* **DATA LISTING**:
──────────────────────────────

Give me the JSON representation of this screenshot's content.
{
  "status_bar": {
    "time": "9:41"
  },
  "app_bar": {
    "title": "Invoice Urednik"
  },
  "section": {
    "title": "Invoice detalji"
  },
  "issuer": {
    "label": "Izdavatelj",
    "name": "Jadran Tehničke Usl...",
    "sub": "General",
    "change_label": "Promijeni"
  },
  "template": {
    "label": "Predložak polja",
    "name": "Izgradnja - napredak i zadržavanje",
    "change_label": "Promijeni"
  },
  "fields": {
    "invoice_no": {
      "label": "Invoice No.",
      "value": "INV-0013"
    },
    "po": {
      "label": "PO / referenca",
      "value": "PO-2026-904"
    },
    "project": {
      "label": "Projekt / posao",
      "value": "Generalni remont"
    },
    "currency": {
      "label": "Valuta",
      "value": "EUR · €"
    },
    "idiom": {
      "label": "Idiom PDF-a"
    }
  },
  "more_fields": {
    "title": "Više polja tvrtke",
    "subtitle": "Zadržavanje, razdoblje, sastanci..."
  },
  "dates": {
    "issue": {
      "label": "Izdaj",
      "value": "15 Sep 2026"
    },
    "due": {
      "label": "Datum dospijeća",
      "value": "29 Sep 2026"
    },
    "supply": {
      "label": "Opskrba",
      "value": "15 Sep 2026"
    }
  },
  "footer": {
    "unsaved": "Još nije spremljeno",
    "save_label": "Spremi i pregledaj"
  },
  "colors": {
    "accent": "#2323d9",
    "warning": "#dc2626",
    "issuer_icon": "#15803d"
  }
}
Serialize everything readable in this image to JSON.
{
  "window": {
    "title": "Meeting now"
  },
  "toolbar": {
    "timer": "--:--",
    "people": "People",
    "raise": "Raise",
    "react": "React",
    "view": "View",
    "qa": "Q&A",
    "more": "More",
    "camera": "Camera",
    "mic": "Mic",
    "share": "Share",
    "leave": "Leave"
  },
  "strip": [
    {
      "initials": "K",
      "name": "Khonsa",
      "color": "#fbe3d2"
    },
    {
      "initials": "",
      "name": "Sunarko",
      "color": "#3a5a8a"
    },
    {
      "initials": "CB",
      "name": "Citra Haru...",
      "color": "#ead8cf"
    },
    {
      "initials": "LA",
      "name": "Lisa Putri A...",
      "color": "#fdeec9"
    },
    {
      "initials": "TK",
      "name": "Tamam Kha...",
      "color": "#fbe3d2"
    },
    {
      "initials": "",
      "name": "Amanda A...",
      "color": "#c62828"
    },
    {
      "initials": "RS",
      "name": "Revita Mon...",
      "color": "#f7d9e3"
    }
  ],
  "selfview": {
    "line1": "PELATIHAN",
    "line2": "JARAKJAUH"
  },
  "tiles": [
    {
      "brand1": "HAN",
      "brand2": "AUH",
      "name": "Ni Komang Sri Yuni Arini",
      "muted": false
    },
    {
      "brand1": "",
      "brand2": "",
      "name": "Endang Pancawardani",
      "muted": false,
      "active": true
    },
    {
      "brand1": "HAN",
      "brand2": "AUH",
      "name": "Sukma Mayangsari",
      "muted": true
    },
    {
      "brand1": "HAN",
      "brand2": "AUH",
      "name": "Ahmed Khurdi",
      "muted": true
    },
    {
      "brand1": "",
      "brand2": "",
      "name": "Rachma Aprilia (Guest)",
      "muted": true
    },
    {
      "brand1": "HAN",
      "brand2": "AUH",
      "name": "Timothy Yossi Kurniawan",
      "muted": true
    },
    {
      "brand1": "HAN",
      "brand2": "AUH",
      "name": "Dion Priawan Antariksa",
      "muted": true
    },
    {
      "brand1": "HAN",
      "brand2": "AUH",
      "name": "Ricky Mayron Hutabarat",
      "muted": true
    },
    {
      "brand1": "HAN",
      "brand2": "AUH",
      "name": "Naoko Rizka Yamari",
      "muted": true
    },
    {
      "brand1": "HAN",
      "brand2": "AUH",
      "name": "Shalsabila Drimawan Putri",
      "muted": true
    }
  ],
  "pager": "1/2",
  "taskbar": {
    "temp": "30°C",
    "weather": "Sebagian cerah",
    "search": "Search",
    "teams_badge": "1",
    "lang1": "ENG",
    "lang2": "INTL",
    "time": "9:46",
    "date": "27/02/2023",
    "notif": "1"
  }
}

──────────────────────────────

* **PROBLEM**: Print the listing above in its entirety, with every line exact.

* **FULL RESPONSE**:
Give me the JSON representation of this screenshot's content.
{
  "status_bar": {
    "time": "9:41"
  },
  "app_bar": {
    "title": "Invoice Urednik"
  },
  "section": {
    "title": "Invoice detalji"
  },
  "issuer": {
    "label": "Izdavatelj",
    "name": "Jadran Tehničke Usl...",
    "sub": "General",
    "change_label": "Promijeni"
  },
  "template": {
    "label": "Predložak polja",
    "name": "Izgradnja - napredak i zadržavanje",
    "change_label": "Promijeni"
  },
  "fields": {
    "invoice_no": {
      "label": "Invoice No.",
      "value": "INV-0013"
    },
    "po": {
      "label": "PO / referenca",
      "value": "PO-2026-904"
    },
    "project": {
      "label": "Projekt / posao",
      "value": "Generalni remont"
    },
    "currency": {
      "label": "Valuta",
      "value": "EUR · €"
    },
    "idiom": {
      "label": "Idiom PDF-a"
    }
  },
  "more_fields": {
    "title": "Više polja tvrtke",
    "subtitle": "Zadržavanje, razdoblje, sastanci..."
  },
  "dates": {
    "issue": {
      "label": "Izdaj",
      "value": "15 Sep 2026"
    },
    "due": {
      "label": "Datum dospijeća",
      "value": "29 Sep 2026"
    },
    "supply": {
      "label": "Opskrba",
      "value": "15 Sep 2026"
    }
  },
  "footer": {
    "unsaved": "Još nije spremljeno",
    "save_label": "Spremi i pregledaj"
  },
  "colors": {
    "accent": "#2323d9",
    "warning": "#dc2626",
    "issuer_icon": "#15803d"
  }
}
Serialize everything readable in this image to JSON.
{
  "window": {
    "title": "Meeting now"
  },
  "toolbar": {
    "timer": "--:--",
    "people": "People",
    "raise": "Raise",
    "react": "React",
    "view": "View",
    "qa": "Q&A",
    "more": "More",
    "camera": "Camera",
    "mic": "Mic",
    "share": "Share",
    "leave": "Leave"
  },
  "strip": [
    {
      "initials": "K",
      "name": "Khonsa",
      "color": "#fbe3d2"
    },
    {
      "initials": "",
      "name": "Sunarko",
      "color": "#3a5a8a"
    },
    {
      "initials": "CB",
      "name": "Citra Haru...",
      "color": "#ead8cf"
    },
    {
      "initials": "LA",
      "name": "Lisa Putri A...",
      "color": "#fdeec9"
    },
    {
      "initials": "TK",
      "name": "Tamam Kha...",
      "color": "#fbe3d2"
    },
    {
      "initials": "",
      "name": "Amanda A...",
      "color": "#c62828"
    },
    {
      "initials": "RS",
      "name": "Revita Mon...",
      "color": "#f7d9e3"
    }
  ],
  "selfview": {
    "line1": "PELATIHAN",
    "line2": "JARAKJAUH"
  },
  "tiles": [
    {
      "brand1": "HAN",
      "brand2": "AUH",
      "name": "Ni Komang Sri Yuni Arini",
      "muted": false
    },
    {
      "brand1": "",
      "brand2": "",
      "name": "Endang Pancawardani",
      "muted": false,
      "active": true
    },
    {
      "brand1": "HAN",
      "brand2": "AUH",
      "name": "Sukma Mayangsari",
      "muted": true
    },
    {
      "brand1": "HAN",
      "brand2": "AUH",
      "name": "Ahmed Khurdi",
      "muted": true
    },
    {
      "brand1": "",
      "brand2": "",
      "name": "Rachma Aprilia (Guest)",
      "muted": true
    },
    {
      "brand1": "HAN",
      "brand2": "AUH",
      "name": "Timothy Yossi Kurniawan",
      "muted": true
    },
    {
      "brand1": "HAN",
      "brand2": "AUH",
      "name": "Dion Priawan Antariksa",
      "muted": true
    },
    {
      "brand1": "HAN",
      "brand2": "AUH",
      "name": "Ricky Mayron Hutabarat",
      "muted": true
    },
    {
      "brand1": "HAN",
      "brand2": "AUH",
      "name": "Naoko Rizka Yamari",
      "muted": true
    },
    {
      "brand1": "HAN",
      "brand2": "AUH",
      "name": "Shalsabila Drimawan Putri",
      "muted": true
    }
  ],
  "pager": "1/2",
  "taskbar": {
    "temp": "30°C",
    "weather": "Sebagian cerah",
    "search": "Search",
    "teams_badge": "1",
    "lang1": "ENG",
    "lang2": "INTL",
    "time": "9:46",
    "date": "27/02/2023",
    "notif": "1"
  }
}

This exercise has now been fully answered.